→ **Exercise aim**
Among the lines below, list those containing the string "Total".

Figure collection entries
^^^^

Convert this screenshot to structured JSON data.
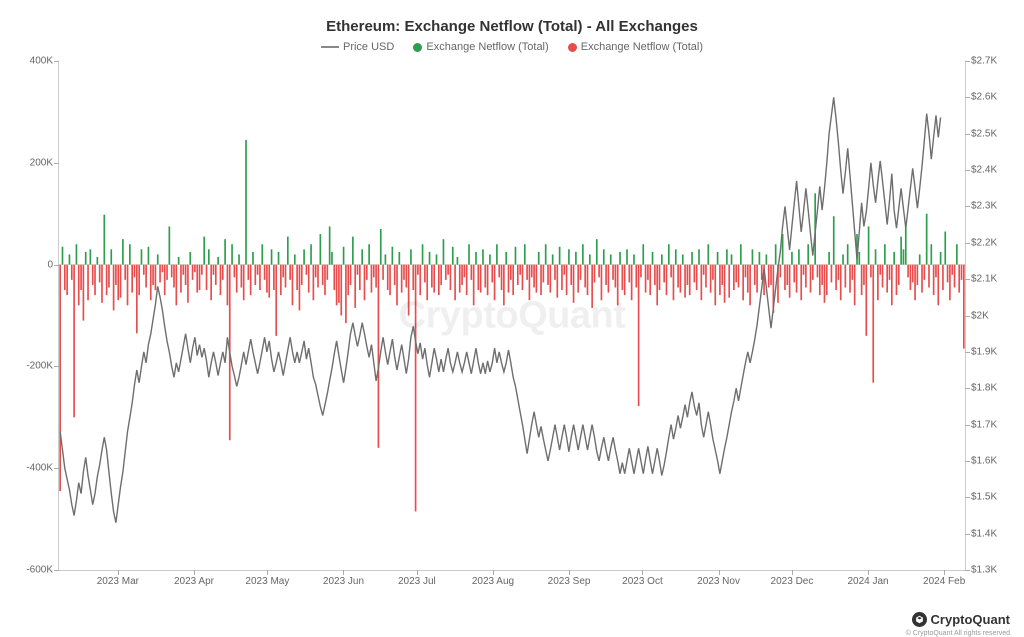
{
  "title": "Ethereum: Exchange Netflow (Total) - All Exchanges",
  "legend": {
    "price": "Price USD",
    "inflow": "Exchange Netflow (Total)",
    "outflow": "Exchange Netflow (Total)"
  },
  "watermark": "CryptoQuant",
  "footer": {
    "brand": "CryptoQuant",
    "copyright": "© CryptoQuant All rights reserved"
  },
  "colors": {
    "price_line": "#6e6e6e",
    "inflow": "#2e9e4e",
    "outflow": "#e84d4d",
    "axis": "#cccccc",
    "text": "#666666",
    "background": "#ffffff",
    "watermark": "#000000"
  },
  "chart": {
    "type": "combo-bar-line",
    "left_axis": {
      "min": -600000,
      "max": 400000,
      "tick_step": 200000,
      "ticks": [
        "-600K",
        "-400K",
        "-200K",
        "0",
        "200K",
        "400K"
      ]
    },
    "right_axis": {
      "min": 1300,
      "max": 2700,
      "tick_step": 100,
      "ticks": [
        "$1.3K",
        "$1.4K",
        "$1.5K",
        "$1.6K",
        "$1.7K",
        "$1.8K",
        "$1.9K",
        "$2K",
        "$2.1K",
        "$2.2K",
        "$2.3K",
        "$2.4K",
        "$2.5K",
        "$2.6K",
        "$2.7K"
      ]
    },
    "x_labels": [
      "2023 Mar",
      "2023 Apr",
      "2023 May",
      "2023 Jun",
      "2023 Jul",
      "2023 Aug",
      "2023 Sep",
      "2023 Oct",
      "2023 Nov",
      "2023 Dec",
      "2024 Jan",
      "2024 Feb"
    ],
    "x_label_positions_pct": [
      6.5,
      14.9,
      23.0,
      31.4,
      39.5,
      47.9,
      56.3,
      64.4,
      72.8,
      80.9,
      89.3,
      97.7
    ],
    "netflow": [
      -445,
      35,
      -50,
      -60,
      20,
      -30,
      -300,
      40,
      -80,
      -50,
      -110,
      25,
      -70,
      30,
      -40,
      -60,
      15,
      -35,
      -75,
      98,
      -60,
      -45,
      30,
      -90,
      -40,
      -70,
      -65,
      50,
      -30,
      -80,
      40,
      -55,
      -25,
      -135,
      -60,
      30,
      -20,
      -45,
      35,
      -70,
      -40,
      -50,
      20,
      -35,
      -15,
      -60,
      -30,
      75,
      -25,
      -45,
      -80,
      15,
      -55,
      -20,
      -40,
      -75,
      25,
      -30,
      -15,
      -55,
      -50,
      -20,
      55,
      -50,
      30,
      -70,
      -20,
      -40,
      15,
      -60,
      -30,
      50,
      -80,
      -345,
      40,
      -25,
      -55,
      20,
      -45,
      -70,
      245,
      -30,
      -60,
      25,
      -40,
      -20,
      -50,
      40,
      -30,
      -55,
      -65,
      30,
      -50,
      -140,
      25,
      -60,
      -25,
      -45,
      55,
      -30,
      -80,
      20,
      -50,
      -90,
      -40,
      30,
      -20,
      -55,
      40,
      -70,
      -25,
      -45,
      60,
      -40,
      -60,
      -30,
      75,
      25,
      -50,
      -80,
      -75,
      -100,
      35,
      -115,
      -60,
      -40,
      55,
      -85,
      -20,
      -50,
      30,
      -70,
      -30,
      40,
      -55,
      -25,
      -45,
      -360,
      70,
      -30,
      20,
      -50,
      -60,
      35,
      -40,
      -80,
      25,
      -55,
      -30,
      -45,
      -100,
      30,
      -50,
      -485,
      -20,
      -60,
      40,
      -35,
      -70,
      25,
      -45,
      -55,
      20,
      -60,
      -40,
      50,
      -30,
      -20,
      -50,
      35,
      -70,
      15,
      -55,
      -40,
      -25,
      -60,
      40,
      -30,
      -80,
      25,
      -50,
      -55,
      30,
      -45,
      -60,
      20,
      -35,
      -70,
      40,
      -25,
      -50,
      -80,
      25,
      -55,
      -30,
      -60,
      35,
      -40,
      -20,
      -50,
      40,
      -30,
      -70,
      -25,
      -45,
      -55,
      25,
      -60,
      -35,
      40,
      -40,
      -55,
      20,
      -30,
      -65,
      35,
      -50,
      -20,
      -60,
      30,
      -40,
      -75,
      25,
      -55,
      -30,
      40,
      -45,
      -60,
      20,
      -85,
      -35,
      50,
      -25,
      -70,
      30,
      -40,
      -55,
      20,
      -30,
      -45,
      -80,
      25,
      -50,
      -60,
      30,
      -35,
      -70,
      20,
      -45,
      -278,
      -25,
      40,
      -55,
      -30,
      -60,
      25,
      -40,
      -80,
      -50,
      20,
      -35,
      -60,
      40,
      -25,
      -70,
      30,
      -45,
      -55,
      20,
      -65,
      -40,
      -60,
      25,
      -35,
      -50,
      30,
      -70,
      -20,
      -45,
      40,
      -55,
      -30,
      -80,
      25,
      -60,
      -40,
      -75,
      30,
      -65,
      20,
      -50,
      -35,
      -45,
      40,
      -70,
      -25,
      -55,
      -80,
      30,
      -40,
      -55,
      25,
      -30,
      -60,
      20,
      -45,
      -40,
      -95,
      40,
      -75,
      -25,
      60,
      -50,
      -40,
      -65,
      25,
      -35,
      -55,
      30,
      -70,
      -20,
      -45,
      40,
      -55,
      -30,
      140,
      -25,
      -60,
      -40,
      -75,
      -60,
      25,
      -35,
      95,
      -50,
      -30,
      -70,
      20,
      -45,
      40,
      -55,
      -30,
      -80,
      60,
      25,
      -60,
      -40,
      -140,
      75,
      -25,
      -232,
      30,
      -70,
      -20,
      -45,
      40,
      -55,
      -30,
      -80,
      25,
      -60,
      -40,
      55,
      30,
      75,
      -25,
      -50,
      -35,
      -70,
      -40,
      20,
      -55,
      -30,
      100,
      -45,
      40,
      -60,
      -25,
      -80,
      25,
      -50,
      65,
      -35,
      -70,
      -20,
      -45,
      40,
      -55,
      -30,
      -165
    ],
    "price_usd": [
      1680,
      1630,
      1580,
      1550,
      1520,
      1480,
      1450,
      1490,
      1540,
      1510,
      1570,
      1610,
      1560,
      1520,
      1480,
      1510,
      1556,
      1590,
      1630,
      1665,
      1630,
      1570,
      1510,
      1460,
      1430,
      1480,
      1530,
      1570,
      1625,
      1680,
      1720,
      1760,
      1810,
      1850,
      1815,
      1860,
      1900,
      1870,
      1920,
      1950,
      1990,
      2030,
      2080,
      2050,
      2015,
      1970,
      1930,
      1900,
      1860,
      1830,
      1870,
      1845,
      1880,
      1915,
      1950,
      1910,
      1870,
      1910,
      1940,
      1890,
      1920,
      1885,
      1910,
      1875,
      1830,
      1870,
      1900,
      1870,
      1835,
      1870,
      1900,
      1870,
      1940,
      1900,
      1860,
      1835,
      1805,
      1830,
      1865,
      1900,
      1865,
      1900,
      1935,
      1900,
      1870,
      1840,
      1870,
      1905,
      1940,
      1900,
      1930,
      1880,
      1845,
      1870,
      1900,
      1870,
      1835,
      1870,
      1905,
      1940,
      1900,
      1870,
      1900,
      1870,
      1900,
      1930,
      1880,
      1910,
      1870,
      1830,
      1810,
      1780,
      1750,
      1725,
      1755,
      1785,
      1820,
      1855,
      1895,
      1930,
      1890,
      1850,
      1815,
      1855,
      1900,
      1950,
      1980,
      1945,
      1915,
      1945,
      1980,
      1950,
      1915,
      1885,
      1920,
      1870,
      1820,
      1855,
      1900,
      1940,
      1900,
      1865,
      1900,
      1935,
      1885,
      1850,
      1885,
      1920,
      1880,
      1840,
      1880,
      1940,
      1970,
      1930,
      1895,
      1925,
      1880,
      1910,
      1865,
      1830,
      1870,
      1910,
      1880,
      1845,
      1880,
      1845,
      1880,
      1910,
      1870,
      1845,
      1870,
      1900,
      1870,
      1845,
      1870,
      1900,
      1870,
      1840,
      1875,
      1910,
      1870,
      1840,
      1870,
      1840,
      1875,
      1845,
      1870,
      1910,
      1870,
      1900,
      1870,
      1845,
      1870,
      1905,
      1870,
      1830,
      1805,
      1770,
      1735,
      1700,
      1660,
      1620,
      1660,
      1700,
      1735,
      1700,
      1665,
      1695,
      1660,
      1630,
      1600,
      1630,
      1665,
      1700,
      1665,
      1630,
      1665,
      1700,
      1665,
      1625,
      1665,
      1700,
      1665,
      1630,
      1665,
      1700,
      1665,
      1630,
      1665,
      1700,
      1665,
      1625,
      1600,
      1635,
      1665,
      1630,
      1600,
      1635,
      1665,
      1630,
      1600,
      1565,
      1595,
      1565,
      1600,
      1635,
      1600,
      1565,
      1600,
      1635,
      1600,
      1565,
      1605,
      1640,
      1600,
      1565,
      1600,
      1635,
      1600,
      1560,
      1590,
      1625,
      1665,
      1700,
      1660,
      1690,
      1725,
      1690,
      1720,
      1755,
      1720,
      1760,
      1790,
      1750,
      1725,
      1760,
      1700,
      1665,
      1700,
      1735,
      1700,
      1660,
      1630,
      1600,
      1565,
      1600,
      1635,
      1665,
      1700,
      1735,
      1765,
      1800,
      1765,
      1800,
      1835,
      1870,
      1900,
      1870,
      1900,
      1935,
      1975,
      2025,
      2075,
      2130,
      2075,
      2020,
      1965,
      2020,
      2075,
      2130,
      2175,
      2245,
      2300,
      2240,
      2180,
      2245,
      2310,
      2370,
      2300,
      2230,
      2285,
      2350,
      2290,
      2225,
      2165,
      2230,
      2290,
      2355,
      2290,
      2350,
      2420,
      2500,
      2550,
      2600,
      2540,
      2475,
      2400,
      2335,
      2395,
      2460,
      2385,
      2310,
      2230,
      2155,
      2230,
      2310,
      2245,
      2285,
      2350,
      2420,
      2360,
      2310,
      2370,
      2425,
      2370,
      2310,
      2250,
      2315,
      2390,
      2290,
      2240,
      2295,
      2350,
      2295,
      2240,
      2295,
      2350,
      2405,
      2350,
      2295,
      2350,
      2410,
      2480,
      2555,
      2500,
      2430,
      2490,
      2550,
      2490,
      2545
    ],
    "bar_width_pct": 0.18,
    "line_width": 1.4,
    "fontsize_title": 15,
    "fontsize_legend": 11,
    "fontsize_axis": 10
  }
}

^^^^

→ **Response to the task**
  "title": "Ethereum: Exchange Netflow (Total) - All Exchanges",
    "inflow": "Exchange Netflow (Total)",
    "outflow": "Exchange Netflow (Total)"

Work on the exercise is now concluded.